▶ Task requirements
From the entries below, copy every line that holds the word "What".

▶ Raw data
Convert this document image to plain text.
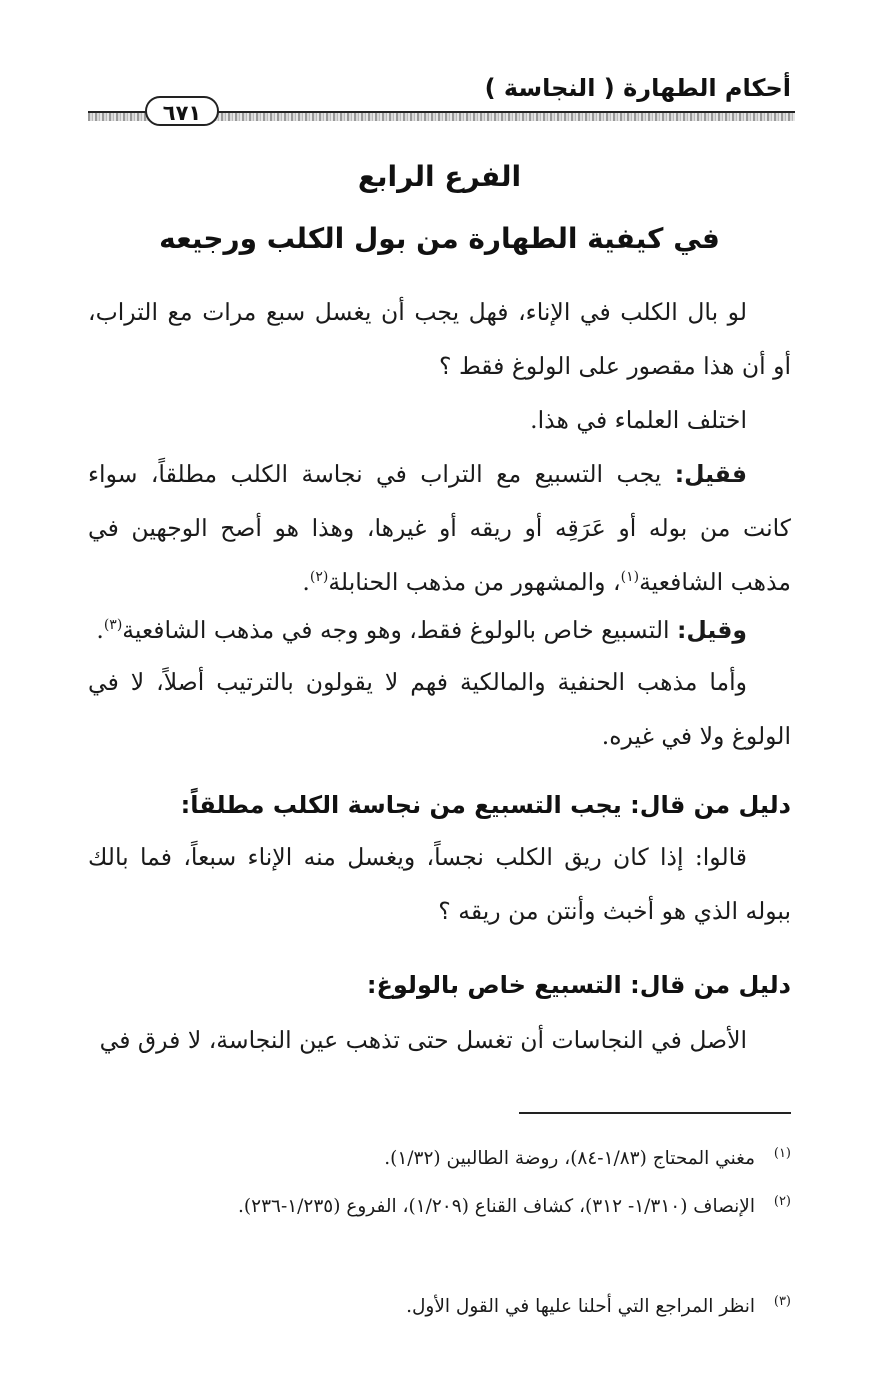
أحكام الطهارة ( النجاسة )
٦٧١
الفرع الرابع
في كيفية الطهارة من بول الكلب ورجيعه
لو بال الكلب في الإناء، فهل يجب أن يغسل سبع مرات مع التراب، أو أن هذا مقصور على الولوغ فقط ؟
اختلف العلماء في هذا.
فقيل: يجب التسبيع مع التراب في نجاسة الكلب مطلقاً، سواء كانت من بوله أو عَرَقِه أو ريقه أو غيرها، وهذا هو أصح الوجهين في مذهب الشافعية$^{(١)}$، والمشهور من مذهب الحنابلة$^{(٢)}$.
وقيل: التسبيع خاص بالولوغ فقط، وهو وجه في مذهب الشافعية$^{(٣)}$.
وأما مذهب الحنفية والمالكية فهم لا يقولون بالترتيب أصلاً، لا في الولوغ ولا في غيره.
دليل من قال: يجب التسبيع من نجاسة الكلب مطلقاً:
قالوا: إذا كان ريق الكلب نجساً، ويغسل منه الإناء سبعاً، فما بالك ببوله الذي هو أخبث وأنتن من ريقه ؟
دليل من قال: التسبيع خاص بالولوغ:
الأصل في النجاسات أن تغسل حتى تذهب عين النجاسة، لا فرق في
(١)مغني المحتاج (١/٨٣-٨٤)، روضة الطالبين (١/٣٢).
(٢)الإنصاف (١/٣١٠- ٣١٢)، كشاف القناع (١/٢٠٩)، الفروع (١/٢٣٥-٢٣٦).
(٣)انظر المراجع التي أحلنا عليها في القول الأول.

--

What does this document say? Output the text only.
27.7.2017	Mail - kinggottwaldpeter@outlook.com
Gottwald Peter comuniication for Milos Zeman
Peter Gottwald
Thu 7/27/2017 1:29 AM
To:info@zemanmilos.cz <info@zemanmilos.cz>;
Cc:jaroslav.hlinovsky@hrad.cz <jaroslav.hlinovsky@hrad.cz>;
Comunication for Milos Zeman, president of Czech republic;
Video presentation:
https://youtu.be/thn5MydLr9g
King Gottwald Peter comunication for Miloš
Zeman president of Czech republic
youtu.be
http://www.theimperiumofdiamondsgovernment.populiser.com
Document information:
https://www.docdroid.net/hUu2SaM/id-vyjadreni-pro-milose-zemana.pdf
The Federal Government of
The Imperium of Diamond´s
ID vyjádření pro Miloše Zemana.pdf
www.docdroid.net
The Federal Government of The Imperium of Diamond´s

* * *

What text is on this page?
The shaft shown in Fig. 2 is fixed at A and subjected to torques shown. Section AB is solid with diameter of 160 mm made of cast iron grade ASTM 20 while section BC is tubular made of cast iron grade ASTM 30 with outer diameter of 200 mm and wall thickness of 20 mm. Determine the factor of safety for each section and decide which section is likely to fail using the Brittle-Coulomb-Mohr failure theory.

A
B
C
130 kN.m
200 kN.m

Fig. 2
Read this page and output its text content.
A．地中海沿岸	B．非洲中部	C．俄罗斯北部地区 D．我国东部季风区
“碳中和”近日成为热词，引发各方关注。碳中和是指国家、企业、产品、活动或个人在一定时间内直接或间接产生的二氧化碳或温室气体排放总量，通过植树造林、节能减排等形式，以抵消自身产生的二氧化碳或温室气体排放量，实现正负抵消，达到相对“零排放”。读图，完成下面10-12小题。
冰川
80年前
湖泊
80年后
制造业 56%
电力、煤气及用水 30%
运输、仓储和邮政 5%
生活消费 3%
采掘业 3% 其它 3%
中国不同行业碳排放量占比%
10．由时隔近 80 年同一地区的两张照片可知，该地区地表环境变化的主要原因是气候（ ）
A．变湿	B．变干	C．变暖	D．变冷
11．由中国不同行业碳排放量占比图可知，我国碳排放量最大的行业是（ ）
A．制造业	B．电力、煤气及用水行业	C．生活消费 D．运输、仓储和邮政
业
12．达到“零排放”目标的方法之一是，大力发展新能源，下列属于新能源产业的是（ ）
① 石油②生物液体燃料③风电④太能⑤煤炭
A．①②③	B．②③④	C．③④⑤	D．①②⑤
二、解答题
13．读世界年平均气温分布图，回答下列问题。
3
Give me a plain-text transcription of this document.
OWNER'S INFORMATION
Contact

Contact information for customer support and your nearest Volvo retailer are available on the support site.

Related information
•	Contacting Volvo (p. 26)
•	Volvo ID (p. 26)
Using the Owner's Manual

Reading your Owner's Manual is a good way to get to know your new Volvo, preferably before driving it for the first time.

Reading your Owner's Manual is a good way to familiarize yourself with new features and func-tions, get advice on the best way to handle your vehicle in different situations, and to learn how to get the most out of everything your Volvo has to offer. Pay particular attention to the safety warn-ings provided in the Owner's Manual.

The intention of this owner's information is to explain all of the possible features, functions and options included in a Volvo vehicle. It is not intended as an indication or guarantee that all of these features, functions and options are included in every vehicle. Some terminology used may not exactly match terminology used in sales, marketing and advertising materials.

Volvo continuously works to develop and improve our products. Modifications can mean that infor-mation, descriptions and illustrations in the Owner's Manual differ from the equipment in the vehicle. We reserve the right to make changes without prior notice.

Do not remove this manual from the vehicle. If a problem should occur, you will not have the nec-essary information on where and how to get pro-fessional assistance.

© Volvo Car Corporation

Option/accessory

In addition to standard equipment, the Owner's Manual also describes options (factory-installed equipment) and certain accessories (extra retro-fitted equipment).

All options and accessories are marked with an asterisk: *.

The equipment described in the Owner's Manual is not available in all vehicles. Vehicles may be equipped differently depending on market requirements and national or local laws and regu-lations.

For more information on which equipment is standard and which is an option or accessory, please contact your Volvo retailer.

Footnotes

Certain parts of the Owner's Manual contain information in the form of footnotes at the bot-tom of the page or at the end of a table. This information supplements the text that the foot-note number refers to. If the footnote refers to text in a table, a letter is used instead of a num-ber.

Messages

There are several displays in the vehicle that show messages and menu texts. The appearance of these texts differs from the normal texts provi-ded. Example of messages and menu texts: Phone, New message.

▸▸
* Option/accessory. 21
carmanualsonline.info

▶ Finished task
What does this document say? Output the text only.
What text is on this page?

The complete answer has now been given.